------ RECORDS FOR THIS TASK ------

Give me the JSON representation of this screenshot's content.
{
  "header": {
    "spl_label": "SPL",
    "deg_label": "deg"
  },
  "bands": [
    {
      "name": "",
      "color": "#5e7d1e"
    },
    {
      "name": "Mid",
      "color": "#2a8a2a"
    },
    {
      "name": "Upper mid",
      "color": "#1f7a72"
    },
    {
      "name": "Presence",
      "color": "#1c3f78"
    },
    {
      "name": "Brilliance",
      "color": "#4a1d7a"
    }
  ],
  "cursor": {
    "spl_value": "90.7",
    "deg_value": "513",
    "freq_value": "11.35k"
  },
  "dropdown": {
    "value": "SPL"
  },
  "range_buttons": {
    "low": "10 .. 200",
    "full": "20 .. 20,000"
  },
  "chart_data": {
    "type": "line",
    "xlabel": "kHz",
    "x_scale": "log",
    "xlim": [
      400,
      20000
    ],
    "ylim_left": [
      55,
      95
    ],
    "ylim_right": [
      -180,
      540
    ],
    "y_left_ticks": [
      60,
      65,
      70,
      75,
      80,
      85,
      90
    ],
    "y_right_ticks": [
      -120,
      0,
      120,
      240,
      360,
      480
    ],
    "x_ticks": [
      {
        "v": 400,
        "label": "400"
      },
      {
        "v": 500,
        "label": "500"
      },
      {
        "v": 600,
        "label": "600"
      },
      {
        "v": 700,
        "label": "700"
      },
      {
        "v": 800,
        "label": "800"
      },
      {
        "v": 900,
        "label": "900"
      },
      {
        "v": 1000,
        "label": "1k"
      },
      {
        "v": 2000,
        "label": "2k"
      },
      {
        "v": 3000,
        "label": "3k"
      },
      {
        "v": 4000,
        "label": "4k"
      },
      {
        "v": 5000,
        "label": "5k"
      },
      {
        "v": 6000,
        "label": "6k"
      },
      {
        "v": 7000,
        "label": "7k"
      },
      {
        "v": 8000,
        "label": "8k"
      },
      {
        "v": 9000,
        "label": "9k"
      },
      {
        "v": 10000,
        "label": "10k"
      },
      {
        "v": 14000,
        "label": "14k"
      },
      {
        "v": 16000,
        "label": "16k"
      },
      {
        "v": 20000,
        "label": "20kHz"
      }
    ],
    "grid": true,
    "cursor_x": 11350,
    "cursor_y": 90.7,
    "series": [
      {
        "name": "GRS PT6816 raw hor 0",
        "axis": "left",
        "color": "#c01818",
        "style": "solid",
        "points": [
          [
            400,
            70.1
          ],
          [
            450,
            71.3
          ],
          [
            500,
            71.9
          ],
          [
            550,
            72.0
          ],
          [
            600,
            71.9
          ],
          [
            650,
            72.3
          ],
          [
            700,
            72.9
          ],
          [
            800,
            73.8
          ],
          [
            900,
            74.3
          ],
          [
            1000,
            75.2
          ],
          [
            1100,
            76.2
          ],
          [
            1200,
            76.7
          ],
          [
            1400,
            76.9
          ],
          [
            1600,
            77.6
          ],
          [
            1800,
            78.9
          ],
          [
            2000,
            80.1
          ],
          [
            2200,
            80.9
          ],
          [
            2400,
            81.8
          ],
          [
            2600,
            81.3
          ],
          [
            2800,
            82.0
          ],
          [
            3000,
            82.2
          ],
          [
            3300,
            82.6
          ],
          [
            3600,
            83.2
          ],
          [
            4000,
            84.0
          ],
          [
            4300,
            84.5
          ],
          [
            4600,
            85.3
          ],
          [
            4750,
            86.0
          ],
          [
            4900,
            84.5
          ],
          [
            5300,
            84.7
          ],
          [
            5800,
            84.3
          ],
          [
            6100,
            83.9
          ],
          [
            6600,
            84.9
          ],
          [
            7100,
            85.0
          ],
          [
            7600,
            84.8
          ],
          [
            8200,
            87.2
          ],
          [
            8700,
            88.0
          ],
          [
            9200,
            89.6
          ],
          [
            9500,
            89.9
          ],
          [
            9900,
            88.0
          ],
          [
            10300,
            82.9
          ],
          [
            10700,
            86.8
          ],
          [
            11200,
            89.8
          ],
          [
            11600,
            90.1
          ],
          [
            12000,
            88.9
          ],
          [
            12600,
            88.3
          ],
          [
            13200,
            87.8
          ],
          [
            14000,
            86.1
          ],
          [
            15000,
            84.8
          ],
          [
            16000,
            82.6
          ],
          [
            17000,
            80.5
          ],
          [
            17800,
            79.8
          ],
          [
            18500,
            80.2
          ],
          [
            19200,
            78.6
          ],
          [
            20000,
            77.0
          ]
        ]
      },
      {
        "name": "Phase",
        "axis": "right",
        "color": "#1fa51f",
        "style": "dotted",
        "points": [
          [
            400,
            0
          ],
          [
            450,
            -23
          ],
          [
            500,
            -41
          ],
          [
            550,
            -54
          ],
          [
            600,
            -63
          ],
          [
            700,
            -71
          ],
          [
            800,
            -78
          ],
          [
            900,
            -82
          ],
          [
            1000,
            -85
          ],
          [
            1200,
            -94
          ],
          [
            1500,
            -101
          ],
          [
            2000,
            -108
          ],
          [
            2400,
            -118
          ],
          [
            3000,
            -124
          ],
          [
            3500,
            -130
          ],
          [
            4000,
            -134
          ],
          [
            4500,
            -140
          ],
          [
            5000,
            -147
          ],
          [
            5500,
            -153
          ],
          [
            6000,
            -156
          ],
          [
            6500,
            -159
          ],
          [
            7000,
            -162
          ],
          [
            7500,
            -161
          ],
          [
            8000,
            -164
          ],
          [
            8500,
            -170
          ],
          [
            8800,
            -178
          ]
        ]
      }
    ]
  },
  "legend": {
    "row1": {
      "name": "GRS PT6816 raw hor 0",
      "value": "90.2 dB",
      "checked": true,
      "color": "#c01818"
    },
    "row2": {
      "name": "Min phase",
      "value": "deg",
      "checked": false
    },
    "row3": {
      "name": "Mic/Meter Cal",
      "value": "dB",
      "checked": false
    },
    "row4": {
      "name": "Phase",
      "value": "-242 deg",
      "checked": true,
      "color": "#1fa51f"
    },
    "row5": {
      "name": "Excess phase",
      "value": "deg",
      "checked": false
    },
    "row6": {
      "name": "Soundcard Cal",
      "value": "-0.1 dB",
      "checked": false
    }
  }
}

------

PROBLEM DETAILS: Word for word, write out the data.

RESPONSE:
Give me the JSON representation of this screenshot's content.
{
  "header": {
    "spl_label": "SPL",
    "deg_label": "deg"
  },
  "bands": [
    {
      "name": "",
      "color": "#5e7d1e"
    },
    {
      "name": "Mid",
      "color": "#2a8a2a"
    },
    {
      "name": "Upper mid",
      "color": "#1f7a72"
    },
    {
      "name": "Presence",
      "color": "#1c3f78"
    },
    {
      "name": "Brilliance",
      "color": "#4a1d7a"
    }
  ],
  "cursor": {
    "spl_value": "90.7",
    "deg_value": "513",
    "freq_value": "11.35k"
  },
  "dropdown": {
    "value": "SPL"
  },
  "range_buttons": {
    "low": "10 .. 200",
    "full": "20 .. 20,000"
  },
  "chart_data": {
    "type": "line",
    "xlabel": "kHz",
    "x_scale": "log",
    "xlim": [
      400,
      20000
    ],
    "ylim_left": [
      55,
      95
    ],
    "ylim_right": [
      -180,
      540
    ],
    "y_left_ticks": [
      60,
      65,
      70,
      75,
      80,
      85,
      90
    ],
    "y_right_ticks": [
      -120,
      0,
      120,
      240,
      360,
      480
    ],
    "x_ticks": [
      {
        "v": 400,
        "label": "400"
      },
      {
        "v": 500,
        "label": "500"
      },
      {
        "v": 600,
        "label": "600"
      },
      {
        "v": 700,
        "label": "700"
      },
      {
        "v": 800,
        "label": "800"
      },
      {
        "v": 900,
        "label": "900"
      },
      {
        "v": 1000,
        "label": "1k"
      },
      {
        "v": 2000,
        "label": "2k"
      },
      {
        "v": 3000,
        "label": "3k"
      },
      {
        "v": 4000,
        "label": "4k"
      },
      {
        "v": 5000,
        "label": "5k"
      },
      {
        "v": 6000,
        "label": "6k"
      },
      {
        "v": 7000,
        "label": "7k"
      },
      {
        "v": 8000,
        "label": "8k"
      },
      {
        "v": 9000,
        "label": "9k"
      },
      {
        "v": 10000,
        "label": "10k"
      },
      {
        "v": 14000,
        "label": "14k"
      },
      {
        "v": 16000,
        "label": "16k"
      },
      {
        "v": 20000,
        "label": "20kHz"
      }
    ],
    "grid": true,
    "cursor_x": 11350,
    "cursor_y": 90.7,
    "series": [
      {
        "name": "GRS PT6816 raw hor 0",
        "axis": "left",
        "color": "#c01818",
        "style": "solid",
        "points": [
          [
            400,
            70.1
          ],
          [
            450,
            71.3
          ],
          [
            500,
            71.9
          ],
          [
            550,
            72.0
          ],
          [
            600,
            71.9
          ],
          [
            650,
            72.3
          ],
          [
            700,
            72.9
          ],
          [
            800,
            73.8
          ],
          [
            900,
            74.3
          ],
          [
            1000,
            75.2
          ],
          [
            1100,
            76.2
          ],
          [
            1200,
            76.7
          ],
          [
            1400,
            76.9
          ],
          [
            1600,
            77.6
          ],
          [
            1800,
            78.9
          ],
          [
            2000,
            80.1
          ],
          [
            2200,
            80.9
          ],
          [
            2400,
            81.8
          ],
          [
            2600,
            81.3
          ],
          [
            2800,
            82.0
          ],
          [
            3000,
            82.2
          ],
          [
            3300,
            82.6
          ],
          [
            3600,
            83.2
          ],
          [
            4000,
            84.0
          ],
          [
            4300,
            84.5
          ],
          [
            4600,
            85.3
          ],
          [
            4750,
            86.0
          ],
          [
            4900,
            84.5
          ],
          [
            5300,
            84.7
          ],
          [
            5800,
            84.3
          ],
          [
            6100,
            83.9
          ],
          [
            6600,
            84.9
          ],
          [
            7100,
            85.0
          ],
          [
            7600,
            84.8
          ],
          [
            8200,
            87.2
          ],
          [
            8700,
            88.0
          ],
          [
            9200,
            89.6
          ],
          [
            9500,
            89.9
          ],
          [
            9900,
            88.0
          ],
          [
            10300,
            82.9
          ],
          [
            10700,
            86.8
          ],
          [
            11200,
            89.8
          ],
          [
            11600,
            90.1
          ],
          [
            12000,
            88.9
          ],
          [
            12600,
            88.3
          ],
          [
            13200,
            87.8
          ],
          [
            14000,
            86.1
          ],
          [
            15000,
            84.8
          ],
          [
            16000,
            82.6
          ],
          [
            17000,
            80.5
          ],
          [
            17800,
            79.8
          ],
          [
            18500,
            80.2
          ],
          [
            19200,
            78.6
          ],
          [
            20000,
            77.0
          ]
        ]
      },
      {
        "name": "Phase",
        "axis": "right",
        "color": "#1fa51f",
        "style": "dotted",
        "points": [
          [
            400,
            0
          ],
          [
            450,
            -23
          ],
          [
            500,
            -41
          ],
          [
            550,
            -54
          ],
          [
            600,
            -63
          ],
          [
            700,
            -71
          ],
          [
            800,
            -78
          ],
          [
            900,
            -82
          ],
          [
            1000,
            -85
          ],
          [
            1200,
            -94
          ],
          [
            1500,
            -101
          ],
          [
            2000,
            -108
          ],
          [
            2400,
            -118
          ],
          [
            3000,
            -124
          ],
          [
            3500,
            -130
          ],
          [
            4000,
            -134
          ],
          [
            4500,
            -140
          ],
          [
            5000,
            -147
          ],
          [
            5500,
            -153
          ],
          [
            6000,
            -156
          ],
          [
            6500,
            -159
          ],
          [
            7000,
            -162
          ],
          [
            7500,
            -161
          ],
          [
            8000,
            -164
          ],
          [
            8500,
            -170
          ],
          [
            8800,
            -178
          ]
        ]
      }
    ]
  },
  "legend": {
    "row1": {
      "name": "GRS PT6816 raw hor 0",
      "value": "90.2 dB",
      "checked": true,
      "color": "#c01818"
    },
    "row2": {
      "name": "Min phase",
      "value": "deg",
      "checked": false
    },
    "row3": {
      "name": "Mic/Meter Cal",
      "value": "dB",
      "checked": false
    },
    "row4": {
      "name": "Phase",
      "value": "-242 deg",
      "checked": true,
      "color": "#1fa51f"
    },
    "row5": {
      "name": "Excess phase",
      "value": "deg",
      "checked": false
    },
    "row6": {
      "name": "Soundcard Cal",
      "value": "-0.1 dB",
      "checked": false
    }
  }
}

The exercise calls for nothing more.